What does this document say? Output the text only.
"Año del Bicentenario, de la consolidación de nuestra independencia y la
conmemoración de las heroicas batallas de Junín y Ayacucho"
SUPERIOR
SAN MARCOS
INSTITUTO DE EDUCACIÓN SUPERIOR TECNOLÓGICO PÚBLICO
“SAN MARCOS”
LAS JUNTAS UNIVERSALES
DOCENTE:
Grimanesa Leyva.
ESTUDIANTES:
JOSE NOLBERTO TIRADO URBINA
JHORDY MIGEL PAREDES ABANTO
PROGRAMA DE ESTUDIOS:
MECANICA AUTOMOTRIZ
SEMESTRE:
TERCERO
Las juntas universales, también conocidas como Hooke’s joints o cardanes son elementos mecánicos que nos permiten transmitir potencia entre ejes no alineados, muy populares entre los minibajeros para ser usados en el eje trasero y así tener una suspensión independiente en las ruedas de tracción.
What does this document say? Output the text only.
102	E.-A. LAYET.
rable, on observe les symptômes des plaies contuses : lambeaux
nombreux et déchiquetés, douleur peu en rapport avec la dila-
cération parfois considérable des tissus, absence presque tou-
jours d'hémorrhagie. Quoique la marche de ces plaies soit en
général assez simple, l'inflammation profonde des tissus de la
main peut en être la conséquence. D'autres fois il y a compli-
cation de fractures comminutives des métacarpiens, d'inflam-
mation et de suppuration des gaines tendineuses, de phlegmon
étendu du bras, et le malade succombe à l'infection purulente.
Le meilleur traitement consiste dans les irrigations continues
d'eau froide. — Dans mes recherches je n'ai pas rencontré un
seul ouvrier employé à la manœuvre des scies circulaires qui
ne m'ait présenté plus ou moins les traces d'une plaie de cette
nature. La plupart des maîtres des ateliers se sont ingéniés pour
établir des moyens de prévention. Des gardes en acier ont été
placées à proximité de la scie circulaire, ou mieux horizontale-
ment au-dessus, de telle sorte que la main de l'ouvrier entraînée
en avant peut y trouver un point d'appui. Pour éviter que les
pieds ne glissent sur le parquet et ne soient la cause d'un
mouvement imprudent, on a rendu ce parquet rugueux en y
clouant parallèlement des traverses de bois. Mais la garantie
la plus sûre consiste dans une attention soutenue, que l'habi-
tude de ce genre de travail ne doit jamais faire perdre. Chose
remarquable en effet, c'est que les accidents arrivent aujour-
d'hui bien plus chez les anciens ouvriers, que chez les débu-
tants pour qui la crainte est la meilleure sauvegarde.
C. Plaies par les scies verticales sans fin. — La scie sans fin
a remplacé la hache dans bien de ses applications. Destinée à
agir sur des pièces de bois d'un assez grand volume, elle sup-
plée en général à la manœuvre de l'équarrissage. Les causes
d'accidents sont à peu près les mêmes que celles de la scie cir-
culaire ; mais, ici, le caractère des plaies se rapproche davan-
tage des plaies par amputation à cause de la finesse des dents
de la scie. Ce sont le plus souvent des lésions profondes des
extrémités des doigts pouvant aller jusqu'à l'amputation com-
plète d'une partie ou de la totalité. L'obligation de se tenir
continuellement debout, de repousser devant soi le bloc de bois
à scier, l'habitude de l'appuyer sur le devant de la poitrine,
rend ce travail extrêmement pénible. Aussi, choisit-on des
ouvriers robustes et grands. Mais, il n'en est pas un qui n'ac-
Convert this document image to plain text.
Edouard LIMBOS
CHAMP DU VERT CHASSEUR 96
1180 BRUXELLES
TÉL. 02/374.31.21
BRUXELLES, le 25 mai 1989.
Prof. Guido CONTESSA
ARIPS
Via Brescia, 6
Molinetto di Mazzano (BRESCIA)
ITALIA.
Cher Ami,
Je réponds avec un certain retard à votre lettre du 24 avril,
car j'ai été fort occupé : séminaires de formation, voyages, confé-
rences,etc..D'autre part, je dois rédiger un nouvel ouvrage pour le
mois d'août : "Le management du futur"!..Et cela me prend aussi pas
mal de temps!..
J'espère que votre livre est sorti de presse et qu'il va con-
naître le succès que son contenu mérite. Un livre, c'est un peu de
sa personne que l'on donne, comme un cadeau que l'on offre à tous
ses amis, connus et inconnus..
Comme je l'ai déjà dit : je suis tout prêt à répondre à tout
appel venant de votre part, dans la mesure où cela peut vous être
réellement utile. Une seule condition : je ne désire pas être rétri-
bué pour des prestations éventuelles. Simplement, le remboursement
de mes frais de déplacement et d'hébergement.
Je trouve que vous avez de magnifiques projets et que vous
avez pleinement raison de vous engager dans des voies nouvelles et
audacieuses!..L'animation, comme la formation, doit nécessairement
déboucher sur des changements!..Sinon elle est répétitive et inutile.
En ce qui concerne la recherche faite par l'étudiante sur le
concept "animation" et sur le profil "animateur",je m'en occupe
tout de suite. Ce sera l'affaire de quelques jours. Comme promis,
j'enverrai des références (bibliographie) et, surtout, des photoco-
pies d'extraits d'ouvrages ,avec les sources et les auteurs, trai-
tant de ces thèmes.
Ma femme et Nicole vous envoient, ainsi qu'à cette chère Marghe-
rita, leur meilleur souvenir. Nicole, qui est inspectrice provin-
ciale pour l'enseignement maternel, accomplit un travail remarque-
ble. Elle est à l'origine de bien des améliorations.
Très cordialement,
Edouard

● **YOUR TASK**
Every line of the data above should be copied exactly.

● **COMPLETED TASK**
What does this document say? Output the text only.
"Año del Bicentenario, de la consolidación de nuestra independencia y la
conmemoración de las heroicas batallas de Junín y Ayacucho"
SUPERIOR
SAN MARCOS
INSTITUTO DE EDUCACIÓN SUPERIOR TECNOLÓGICO PÚBLICO
“SAN MARCOS”
LAS JUNTAS UNIVERSALES
DOCENTE:
Grimanesa Leyva.
ESTUDIANTES:
JOSE NOLBERTO TIRADO URBINA
JHORDY MIGEL PAREDES ABANTO
PROGRAMA DE ESTUDIOS:
MECANICA AUTOMOTRIZ
SEMESTRE:
TERCERO
Las juntas universales, también conocidas como Hooke’s joints o cardanes son elementos mecánicos que nos permiten transmitir potencia entre ejes no alineados, muy populares entre los minibajeros para ser usados en el eje trasero y así tener una suspensión independiente en las ruedas de tracción.
What does this document say? Output the text only.
102	E.-A. LAYET.
rable, on observe les symptômes des plaies contuses : lambeaux
nombreux et déchiquetés, douleur peu en rapport avec la dila-
cération parfois considérable des tissus, absence presque tou-
jours d'hémorrhagie. Quoique la marche de ces plaies soit en
général assez simple, l'inflammation profonde des tissus de la
main peut en être la conséquence. D'autres fois il y a compli-
cation de fractures comminutives des métacarpiens, d'inflam-
mation et de suppuration des gaines tendineuses, de phlegmon
étendu du bras, et le malade succombe à l'infection purulente.
Le meilleur traitement consiste dans les irrigations continues
d'eau froide. — Dans mes recherches je n'ai pas rencontré un
seul ouvrier employé à la manœuvre des scies circulaires qui
ne m'ait présenté plus ou moins les traces d'une plaie de cette
nature. La plupart des maîtres des ateliers se sont ingéniés pour
établir des moyens de prévention. Des gardes en acier ont été
placées à proximité de la scie circulaire, ou mieux horizontale-
ment au-dessus, de telle sorte que la main de l'ouvrier entraînée
en avant peut y trouver un point d'appui. Pour éviter que les
pieds ne glissent sur le parquet et ne soient la cause d'un
mouvement imprudent, on a rendu ce parquet rugueux en y
clouant parallèlement des traverses de bois. Mais la garantie
la plus sûre consiste dans une attention soutenue, que l'habi-
tude de ce genre de travail ne doit jamais faire perdre. Chose
remarquable en effet, c'est que les accidents arrivent aujour-
d'hui bien plus chez les anciens ouvriers, que chez les débu-
tants pour qui la crainte est la meilleure sauvegarde.
C. Plaies par les scies verticales sans fin. — La scie sans fin
a remplacé la hache dans bien de ses applications. Destinée à
agir sur des pièces de bois d'un assez grand volume, elle sup-
plée en général à la manœuvre de l'équarrissage. Les causes
d'accidents sont à peu près les mêmes que celles de la scie cir-
culaire ; mais, ici, le caractère des plaies se rapproche davan-
tage des plaies par amputation à cause de la finesse des dents
de la scie. Ce sont le plus souvent des lésions profondes des
extrémités des doigts pouvant aller jusqu'à l'amputation com-
plète d'une partie ou de la totalité. L'obligation de se tenir
continuellement debout, de repousser devant soi le bloc de bois
à scier, l'habitude de l'appuyer sur le devant de la poitrine,
rend ce travail extrêmement pénible. Aussi, choisit-on des
ouvriers robustes et grands. Mais, il n'en est pas un qui n'ac-
Convert this document image to plain text.
Edouard LIMBOS
CHAMP DU VERT CHASSEUR 96
1180 BRUXELLES
TÉL. 02/374.31.21
BRUXELLES, le 25 mai 1989.
Prof. Guido CONTESSA
ARIPS
Via Brescia, 6
Molinetto di Mazzano (BRESCIA)
ITALIA.
Cher Ami,
Je réponds avec un certain retard à votre lettre du 24 avril,
car j'ai été fort occupé : séminaires de formation, voyages, confé-
rences,etc..D'autre part, je dois rédiger un nouvel ouvrage pour le
mois d'août : "Le management du futur"!..Et cela me prend aussi pas
mal de temps!..
J'espère que votre livre est sorti de presse et qu'il va con-
naître le succès que son contenu mérite. Un livre, c'est un peu de
sa personne que l'on donne, comme un cadeau que l'on offre à tous
ses amis, connus et inconnus..
Comme je l'ai déjà dit : je suis tout prêt à répondre à tout
appel venant de votre part, dans la mesure où cela peut vous être
réellement utile. Une seule condition : je ne désire pas être rétri-
bué pour des prestations éventuelles. Simplement, le remboursement
de mes frais de déplacement et d'hébergement.
Je trouve que vous avez de magnifiques projets et que vous
avez pleinement raison de vous engager dans des voies nouvelles et
audacieuses!..L'animation, comme la formation, doit nécessairement
déboucher sur des changements!..Sinon elle est répétitive et inutile.
En ce qui concerne la recherche faite par l'étudiante sur le
concept "animation" et sur le profil "animateur",je m'en occupe
tout de suite. Ce sera l'affaire de quelques jours. Comme promis,
j'enverrai des références (bibliographie) et, surtout, des photoco-
pies d'extraits d'ouvrages ,avec les sources et les auteurs, trai-
tant de ces thèmes.
Ma femme et Nicole vous envoient, ainsi qu'à cette chère Marghe-
rita, leur meilleur souvenir. Nicole, qui est inspectrice provin-
ciale pour l'enseignement maternel, accomplit un travail remarque-
ble. Elle est à l'origine de bien des améliorations.
Très cordialement,
Edouard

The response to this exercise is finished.